WORK REQUIRED:
Write the material out again in full, exactly.

EXCERPTED RECORDS:
______

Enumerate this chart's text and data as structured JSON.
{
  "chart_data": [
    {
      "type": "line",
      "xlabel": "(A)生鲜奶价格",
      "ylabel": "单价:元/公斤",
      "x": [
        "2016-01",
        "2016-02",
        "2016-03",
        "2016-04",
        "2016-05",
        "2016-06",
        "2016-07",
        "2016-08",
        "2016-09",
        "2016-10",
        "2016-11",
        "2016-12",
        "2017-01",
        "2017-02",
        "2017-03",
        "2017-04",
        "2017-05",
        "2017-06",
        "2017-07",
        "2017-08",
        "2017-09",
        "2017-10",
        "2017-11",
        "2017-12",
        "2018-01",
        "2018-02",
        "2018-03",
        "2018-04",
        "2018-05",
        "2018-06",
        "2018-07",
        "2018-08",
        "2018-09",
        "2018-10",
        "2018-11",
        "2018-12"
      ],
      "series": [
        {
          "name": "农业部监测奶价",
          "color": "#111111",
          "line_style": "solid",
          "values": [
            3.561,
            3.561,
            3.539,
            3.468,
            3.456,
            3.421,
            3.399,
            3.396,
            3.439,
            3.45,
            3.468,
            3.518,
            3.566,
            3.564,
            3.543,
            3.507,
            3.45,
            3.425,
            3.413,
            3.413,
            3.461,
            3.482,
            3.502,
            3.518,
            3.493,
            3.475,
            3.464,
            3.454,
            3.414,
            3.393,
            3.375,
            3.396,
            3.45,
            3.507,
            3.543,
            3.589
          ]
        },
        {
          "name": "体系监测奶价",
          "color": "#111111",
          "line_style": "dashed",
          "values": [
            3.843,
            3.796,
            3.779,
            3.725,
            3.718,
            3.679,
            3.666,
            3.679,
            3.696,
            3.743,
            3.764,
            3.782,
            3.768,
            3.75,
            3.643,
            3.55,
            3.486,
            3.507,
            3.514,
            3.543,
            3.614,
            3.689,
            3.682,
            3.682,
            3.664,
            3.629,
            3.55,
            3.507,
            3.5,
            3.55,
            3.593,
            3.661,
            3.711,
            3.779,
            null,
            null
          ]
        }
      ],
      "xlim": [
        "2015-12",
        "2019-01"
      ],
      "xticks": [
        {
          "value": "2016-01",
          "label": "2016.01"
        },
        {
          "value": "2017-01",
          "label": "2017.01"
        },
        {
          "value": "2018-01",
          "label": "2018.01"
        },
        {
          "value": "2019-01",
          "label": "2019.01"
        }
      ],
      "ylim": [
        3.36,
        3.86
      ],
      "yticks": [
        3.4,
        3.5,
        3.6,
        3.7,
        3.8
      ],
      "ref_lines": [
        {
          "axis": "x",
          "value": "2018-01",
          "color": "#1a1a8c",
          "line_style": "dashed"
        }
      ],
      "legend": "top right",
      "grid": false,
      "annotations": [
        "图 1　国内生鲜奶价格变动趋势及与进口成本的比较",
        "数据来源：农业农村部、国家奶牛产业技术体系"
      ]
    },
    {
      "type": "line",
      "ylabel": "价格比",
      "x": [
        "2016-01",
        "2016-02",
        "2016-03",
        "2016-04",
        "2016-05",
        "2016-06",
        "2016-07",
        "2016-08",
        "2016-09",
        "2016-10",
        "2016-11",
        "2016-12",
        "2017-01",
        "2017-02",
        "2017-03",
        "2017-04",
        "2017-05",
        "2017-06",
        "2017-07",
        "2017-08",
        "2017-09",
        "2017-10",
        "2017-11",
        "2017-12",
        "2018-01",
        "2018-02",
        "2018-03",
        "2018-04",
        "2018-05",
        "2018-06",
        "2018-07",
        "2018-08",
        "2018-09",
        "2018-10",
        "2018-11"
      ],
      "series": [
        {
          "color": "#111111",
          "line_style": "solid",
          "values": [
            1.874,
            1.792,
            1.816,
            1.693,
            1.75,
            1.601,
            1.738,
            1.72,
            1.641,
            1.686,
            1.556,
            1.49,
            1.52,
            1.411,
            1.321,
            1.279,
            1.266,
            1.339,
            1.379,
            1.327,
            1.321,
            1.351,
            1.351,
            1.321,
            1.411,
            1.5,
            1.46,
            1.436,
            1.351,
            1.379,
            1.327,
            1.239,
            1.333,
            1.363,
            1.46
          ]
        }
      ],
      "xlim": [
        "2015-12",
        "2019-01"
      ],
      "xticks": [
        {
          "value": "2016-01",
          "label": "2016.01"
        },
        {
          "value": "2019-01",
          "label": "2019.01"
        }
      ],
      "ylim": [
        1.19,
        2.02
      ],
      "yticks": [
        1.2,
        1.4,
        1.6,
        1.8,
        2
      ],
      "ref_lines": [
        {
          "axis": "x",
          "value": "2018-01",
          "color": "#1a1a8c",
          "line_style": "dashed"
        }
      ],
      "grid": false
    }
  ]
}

______

FINAL ANSWER:
Enumerate this chart's text and data as structured JSON.
{
  "chart_data": [
    {
      "type": "line",
      "xlabel": "(A)生鲜奶价格",
      "ylabel": "单价:元/公斤",
      "x": [
        "2016-01",
        "2016-02",
        "2016-03",
        "2016-04",
        "2016-05",
        "2016-06",
        "2016-07",
        "2016-08",
        "2016-09",
        "2016-10",
        "2016-11",
        "2016-12",
        "2017-01",
        "2017-02",
        "2017-03",
        "2017-04",
        "2017-05",
        "2017-06",
        "2017-07",
        "2017-08",
        "2017-09",
        "2017-10",
        "2017-11",
        "2017-12",
        "2018-01",
        "2018-02",
        "2018-03",
        "2018-04",
        "2018-05",
        "2018-06",
        "2018-07",
        "2018-08",
        "2018-09",
        "2018-10",
        "2018-11",
        "2018-12"
      ],
      "series": [
        {
          "name": "农业部监测奶价",
          "color": "#111111",
          "line_style": "solid",
          "values": [
            3.561,
            3.561,
            3.539,
            3.468,
            3.456,
            3.421,
            3.399,
            3.396,
            3.439,
            3.45,
            3.468,
            3.518,
            3.566,
            3.564,
            3.543,
            3.507,
            3.45,
            3.425,
            3.413,
            3.413,
            3.461,
            3.482,
            3.502,
            3.518,
            3.493,
            3.475,
            3.464,
            3.454,
            3.414,
            3.393,
            3.375,
            3.396,
            3.45,
            3.507,
            3.543,
            3.589
          ]
        },
        {
          "name": "体系监测奶价",
          "color": "#111111",
          "line_style": "dashed",
          "values": [
            3.843,
            3.796,
            3.779,
            3.725,
            3.718,
            3.679,
            3.666,
            3.679,
            3.696,
            3.743,
            3.764,
            3.782,
            3.768,
            3.75,
            3.643,
            3.55,
            3.486,
            3.507,
            3.514,
            3.543,
            3.614,
            3.689,
            3.682,
            3.682,
            3.664,
            3.629,
            3.55,
            3.507,
            3.5,
            3.55,
            3.593,
            3.661,
            3.711,
            3.779,
            null,
            null
          ]
        }
      ],
      "xlim": [
        "2015-12",
        "2019-01"
      ],
      "xticks": [
        {
          "value": "2016-01",
          "label": "2016.01"
        },
        {
          "value": "2017-01",
          "label": "2017.01"
        },
        {
          "value": "2018-01",
          "label": "2018.01"
        },
        {
          "value": "2019-01",
          "label": "2019.01"
        }
      ],
      "ylim": [
        3.36,
        3.86
      ],
      "yticks": [
        3.4,
        3.5,
        3.6,
        3.7,
        3.8
      ],
      "ref_lines": [
        {
          "axis": "x",
          "value": "2018-01",
          "color": "#1a1a8c",
          "line_style": "dashed"
        }
      ],
      "legend": "top right",
      "grid": false,
      "annotations": [
        "图 1　国内生鲜奶价格变动趋势及与进口成本的比较",
        "数据来源：农业农村部、国家奶牛产业技术体系"
      ]
    },
    {
      "type": "line",
      "ylabel": "价格比",
      "x": [
        "2016-01",
        "2016-02",
        "2016-03",
        "2016-04",
        "2016-05",
        "2016-06",
        "2016-07",
        "2016-08",
        "2016-09",
        "2016-10",
        "2016-11",
        "2016-12",
        "2017-01",
        "2017-02",
        "2017-03",
        "2017-04",
        "2017-05",
        "2017-06",
        "2017-07",
        "2017-08",
        "2017-09",
        "2017-10",
        "2017-11",
        "2017-12",
        "2018-01",
        "2018-02",
        "2018-03",
        "2018-04",
        "2018-05",
        "2018-06",
        "2018-07",
        "2018-08",
        "2018-09",
        "2018-10",
        "2018-11"
      ],
      "series": [
        {
          "color": "#111111",
          "line_style": "solid",
          "values": [
            1.874,
            1.792,
            1.816,
            1.693,
            1.75,
            1.601,
            1.738,
            1.72,
            1.641,
            1.686,
            1.556,
            1.49,
            1.52,
            1.411,
            1.321,
            1.279,
            1.266,
            1.339,
            1.379,
            1.327,
            1.321,
            1.351,
            1.351,
            1.321,
            1.411,
            1.5,
            1.46,
            1.436,
            1.351,
            1.379,
            1.327,
            1.239,
            1.333,
            1.363,
            1.46
          ]
        }
      ],
      "xlim": [
        "2015-12",
        "2019-01"
      ],
      "xticks": [
        {
          "value": "2016-01",
          "label": "2016.01"
        },
        {
          "value": "2019-01",
          "label": "2019.01"
        }
      ],
      "ylim": [
        1.19,
        2.02
      ],
      "yticks": [
        1.2,
        1.4,
        1.6,
        1.8,
        2
      ],
      "ref_lines": [
        {
          "axis": "x",
          "value": "2018-01",
          "color": "#1a1a8c",
          "line_style": "dashed"
        }
      ],
      "grid": false
    }
  ]
}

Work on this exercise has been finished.